What you need to do: Emit the entire listing verbatim.

Dataset excerpts:

= = = =

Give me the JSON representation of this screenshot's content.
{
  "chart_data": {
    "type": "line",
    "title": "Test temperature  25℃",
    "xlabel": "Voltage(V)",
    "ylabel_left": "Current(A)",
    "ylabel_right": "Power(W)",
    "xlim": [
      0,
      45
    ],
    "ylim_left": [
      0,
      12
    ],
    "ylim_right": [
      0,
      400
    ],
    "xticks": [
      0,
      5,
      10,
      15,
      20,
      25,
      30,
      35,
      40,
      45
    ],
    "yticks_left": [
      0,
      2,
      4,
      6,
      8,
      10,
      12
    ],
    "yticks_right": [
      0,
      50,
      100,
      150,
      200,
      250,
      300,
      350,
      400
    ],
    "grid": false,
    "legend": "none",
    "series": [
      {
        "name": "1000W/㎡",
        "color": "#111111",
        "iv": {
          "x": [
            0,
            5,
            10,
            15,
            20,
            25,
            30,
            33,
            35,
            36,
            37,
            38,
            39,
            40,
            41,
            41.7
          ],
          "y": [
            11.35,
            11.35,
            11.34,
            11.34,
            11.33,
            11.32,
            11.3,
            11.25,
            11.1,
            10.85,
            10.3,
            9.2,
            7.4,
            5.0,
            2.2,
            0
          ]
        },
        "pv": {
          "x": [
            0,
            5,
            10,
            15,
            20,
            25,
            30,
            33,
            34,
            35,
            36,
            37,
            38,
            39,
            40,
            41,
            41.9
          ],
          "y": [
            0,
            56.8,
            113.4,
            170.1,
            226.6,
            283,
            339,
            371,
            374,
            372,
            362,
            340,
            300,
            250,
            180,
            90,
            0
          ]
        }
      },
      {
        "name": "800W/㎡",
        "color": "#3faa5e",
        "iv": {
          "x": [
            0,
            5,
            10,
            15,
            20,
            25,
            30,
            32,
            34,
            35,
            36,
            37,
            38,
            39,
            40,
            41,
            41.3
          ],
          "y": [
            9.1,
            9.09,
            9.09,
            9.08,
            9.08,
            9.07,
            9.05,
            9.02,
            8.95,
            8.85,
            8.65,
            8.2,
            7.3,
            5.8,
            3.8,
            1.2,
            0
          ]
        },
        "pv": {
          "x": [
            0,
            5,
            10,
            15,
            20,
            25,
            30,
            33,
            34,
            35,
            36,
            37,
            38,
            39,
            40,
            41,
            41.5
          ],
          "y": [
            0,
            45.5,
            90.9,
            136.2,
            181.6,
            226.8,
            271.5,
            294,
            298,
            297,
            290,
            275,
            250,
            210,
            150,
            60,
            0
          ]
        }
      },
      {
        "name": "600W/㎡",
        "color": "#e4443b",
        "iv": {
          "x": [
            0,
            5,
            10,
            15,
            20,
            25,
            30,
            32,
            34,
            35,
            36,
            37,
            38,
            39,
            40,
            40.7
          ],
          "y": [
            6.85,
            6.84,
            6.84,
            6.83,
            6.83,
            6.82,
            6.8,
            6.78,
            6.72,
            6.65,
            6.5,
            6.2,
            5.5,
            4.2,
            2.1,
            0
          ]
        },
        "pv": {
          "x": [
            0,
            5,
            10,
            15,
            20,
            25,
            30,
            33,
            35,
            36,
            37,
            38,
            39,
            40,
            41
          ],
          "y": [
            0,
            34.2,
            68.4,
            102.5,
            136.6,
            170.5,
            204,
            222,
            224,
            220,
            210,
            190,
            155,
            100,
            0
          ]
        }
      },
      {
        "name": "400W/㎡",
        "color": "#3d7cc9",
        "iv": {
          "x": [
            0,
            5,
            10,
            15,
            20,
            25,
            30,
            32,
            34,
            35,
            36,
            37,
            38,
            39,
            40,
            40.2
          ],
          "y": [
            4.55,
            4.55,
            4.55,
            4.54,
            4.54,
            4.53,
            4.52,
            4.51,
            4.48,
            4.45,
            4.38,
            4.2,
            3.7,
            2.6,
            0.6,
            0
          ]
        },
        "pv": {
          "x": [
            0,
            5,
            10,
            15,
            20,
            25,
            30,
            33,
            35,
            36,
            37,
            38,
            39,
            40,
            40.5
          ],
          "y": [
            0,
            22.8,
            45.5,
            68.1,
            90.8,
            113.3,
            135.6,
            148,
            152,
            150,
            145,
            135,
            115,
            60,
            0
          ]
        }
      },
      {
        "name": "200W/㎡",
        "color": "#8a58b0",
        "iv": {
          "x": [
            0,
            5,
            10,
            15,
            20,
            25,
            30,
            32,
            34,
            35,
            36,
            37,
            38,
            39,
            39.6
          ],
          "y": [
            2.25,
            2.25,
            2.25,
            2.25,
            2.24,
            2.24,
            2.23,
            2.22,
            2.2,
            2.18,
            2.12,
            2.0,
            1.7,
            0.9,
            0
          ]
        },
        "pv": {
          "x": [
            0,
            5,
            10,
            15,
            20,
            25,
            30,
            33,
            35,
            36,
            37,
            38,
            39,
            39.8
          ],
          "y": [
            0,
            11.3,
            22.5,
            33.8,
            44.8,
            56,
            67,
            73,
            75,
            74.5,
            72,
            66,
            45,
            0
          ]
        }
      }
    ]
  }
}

= = = =

Exercise output:
Give me the JSON representation of this screenshot's content.
{
  "chart_data": {
    "type": "line",
    "title": "Test temperature  25℃",
    "xlabel": "Voltage(V)",
    "ylabel_left": "Current(A)",
    "ylabel_right": "Power(W)",
    "xlim": [
      0,
      45
    ],
    "ylim_left": [
      0,
      12
    ],
    "ylim_right": [
      0,
      400
    ],
    "xticks": [
      0,
      5,
      10,
      15,
      20,
      25,
      30,
      35,
      40,
      45
    ],
    "yticks_left": [
      0,
      2,
      4,
      6,
      8,
      10,
      12
    ],
    "yticks_right": [
      0,
      50,
      100,
      150,
      200,
      250,
      300,
      350,
      400
    ],
    "grid": false,
    "legend": "none",
    "series": [
      {
        "name": "1000W/㎡",
        "color": "#111111",
        "iv": {
          "x": [
            0,
            5,
            10,
            15,
            20,
            25,
            30,
            33,
            35,
            36,
            37,
            38,
            39,
            40,
            41,
            41.7
          ],
          "y": [
            11.35,
            11.35,
            11.34,
            11.34,
            11.33,
            11.32,
            11.3,
            11.25,
            11.1,
            10.85,
            10.3,
            9.2,
            7.4,
            5.0,
            2.2,
            0
          ]
        },
        "pv": {
          "x": [
            0,
            5,
            10,
            15,
            20,
            25,
            30,
            33,
            34,
            35,
            36,
            37,
            38,
            39,
            40,
            41,
            41.9
          ],
          "y": [
            0,
            56.8,
            113.4,
            170.1,
            226.6,
            283,
            339,
            371,
            374,
            372,
            362,
            340,
            300,
            250,
            180,
            90,
            0
          ]
        }
      },
      {
        "name": "800W/㎡",
        "color": "#3faa5e",
        "iv": {
          "x": [
            0,
            5,
            10,
            15,
            20,
            25,
            30,
            32,
            34,
            35,
            36,
            37,
            38,
            39,
            40,
            41,
            41.3
          ],
          "y": [
            9.1,
            9.09,
            9.09,
            9.08,
            9.08,
            9.07,
            9.05,
            9.02,
            8.95,
            8.85,
            8.65,
            8.2,
            7.3,
            5.8,
            3.8,
            1.2,
            0
          ]
        },
        "pv": {
          "x": [
            0,
            5,
            10,
            15,
            20,
            25,
            30,
            33,
            34,
            35,
            36,
            37,
            38,
            39,
            40,
            41,
            41.5
          ],
          "y": [
            0,
            45.5,
            90.9,
            136.2,
            181.6,
            226.8,
            271.5,
            294,
            298,
            297,
            290,
            275,
            250,
            210,
            150,
            60,
            0
          ]
        }
      },
      {
        "name": "600W/㎡",
        "color": "#e4443b",
        "iv": {
          "x": [
            0,
            5,
            10,
            15,
            20,
            25,
            30,
            32,
            34,
            35,
            36,
            37,
            38,
            39,
            40,
            40.7
          ],
          "y": [
            6.85,
            6.84,
            6.84,
            6.83,
            6.83,
            6.82,
            6.8,
            6.78,
            6.72,
            6.65,
            6.5,
            6.2,
            5.5,
            4.2,
            2.1,
            0
          ]
        },
        "pv": {
          "x": [
            0,
            5,
            10,
            15,
            20,
            25,
            30,
            33,
            35,
            36,
            37,
            38,
            39,
            40,
            41
          ],
          "y": [
            0,
            34.2,
            68.4,
            102.5,
            136.6,
            170.5,
            204,
            222,
            224,
            220,
            210,
            190,
            155,
            100,
            0
          ]
        }
      },
      {
        "name": "400W/㎡",
        "color": "#3d7cc9",
        "iv": {
          "x": [
            0,
            5,
            10,
            15,
            20,
            25,
            30,
            32,
            34,
            35,
            36,
            37,
            38,
            39,
            40,
            40.2
          ],
          "y": [
            4.55,
            4.55,
            4.55,
            4.54,
            4.54,
            4.53,
            4.52,
            4.51,
            4.48,
            4.45,
            4.38,
            4.2,
            3.7,
            2.6,
            0.6,
            0
          ]
        },
        "pv": {
          "x": [
            0,
            5,
            10,
            15,
            20,
            25,
            30,
            33,
            35,
            36,
            37,
            38,
            39,
            40,
            40.5
          ],
          "y": [
            0,
            22.8,
            45.5,
            68.1,
            90.8,
            113.3,
            135.6,
            148,
            152,
            150,
            145,
            135,
            115,
            60,
            0
          ]
        }
      },
      {
        "name": "200W/㎡",
        "color": "#8a58b0",
        "iv": {
          "x": [
            0,
            5,
            10,
            15,
            20,
            25,
            30,
            32,
            34,
            35,
            36,
            37,
            38,
            39,
            39.6
          ],
          "y": [
            2.25,
            2.25,
            2.25,
            2.25,
            2.24,
            2.24,
            2.23,
            2.22,
            2.2,
            2.18,
            2.12,
            2.0,
            1.7,
            0.9,
            0
          ]
        },
        "pv": {
          "x": [
            0,
            5,
            10,
            15,
            20,
            25,
            30,
            33,
            35,
            36,
            37,
            38,
            39,
            39.8
          ],
          "y": [
            0,
            11.3,
            22.5,
            33.8,
            44.8,
            56,
            67,
            73,
            75,
            74.5,
            72,
            66,
            45,
            0
          ]
        }
      }
    ]
  }
}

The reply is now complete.